> STATED PROBLEM
Answer with one number: how many lines have "Olona".

─── ENTRIES

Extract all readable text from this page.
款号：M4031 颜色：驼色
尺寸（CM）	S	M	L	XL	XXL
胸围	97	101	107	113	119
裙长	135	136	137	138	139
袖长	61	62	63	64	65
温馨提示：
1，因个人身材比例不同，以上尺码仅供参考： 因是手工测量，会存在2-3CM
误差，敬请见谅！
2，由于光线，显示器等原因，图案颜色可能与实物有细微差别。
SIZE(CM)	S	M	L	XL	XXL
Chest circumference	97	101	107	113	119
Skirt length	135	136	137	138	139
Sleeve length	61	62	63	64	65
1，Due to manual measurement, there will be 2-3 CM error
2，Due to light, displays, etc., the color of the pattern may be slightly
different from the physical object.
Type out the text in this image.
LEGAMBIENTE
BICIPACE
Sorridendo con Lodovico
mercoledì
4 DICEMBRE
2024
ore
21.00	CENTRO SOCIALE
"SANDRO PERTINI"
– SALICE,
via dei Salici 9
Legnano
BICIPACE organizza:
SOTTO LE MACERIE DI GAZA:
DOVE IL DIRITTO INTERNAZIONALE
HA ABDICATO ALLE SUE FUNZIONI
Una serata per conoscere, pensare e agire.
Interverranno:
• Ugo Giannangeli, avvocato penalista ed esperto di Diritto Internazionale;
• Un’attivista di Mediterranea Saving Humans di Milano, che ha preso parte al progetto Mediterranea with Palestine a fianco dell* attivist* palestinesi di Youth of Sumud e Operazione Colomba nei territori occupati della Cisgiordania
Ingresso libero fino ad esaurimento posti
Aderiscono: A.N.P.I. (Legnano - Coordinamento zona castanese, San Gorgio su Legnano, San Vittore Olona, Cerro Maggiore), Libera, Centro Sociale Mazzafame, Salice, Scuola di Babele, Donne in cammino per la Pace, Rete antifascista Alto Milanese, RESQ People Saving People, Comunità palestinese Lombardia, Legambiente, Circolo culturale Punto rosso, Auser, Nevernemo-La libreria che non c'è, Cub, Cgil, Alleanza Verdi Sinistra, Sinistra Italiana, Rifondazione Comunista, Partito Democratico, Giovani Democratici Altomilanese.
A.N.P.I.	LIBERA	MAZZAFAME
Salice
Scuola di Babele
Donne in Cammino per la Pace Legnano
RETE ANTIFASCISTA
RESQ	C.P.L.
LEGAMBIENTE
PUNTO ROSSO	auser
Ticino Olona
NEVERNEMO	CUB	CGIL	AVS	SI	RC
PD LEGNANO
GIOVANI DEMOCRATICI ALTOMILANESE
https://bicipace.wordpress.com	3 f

──────

> THE OUTPUT
2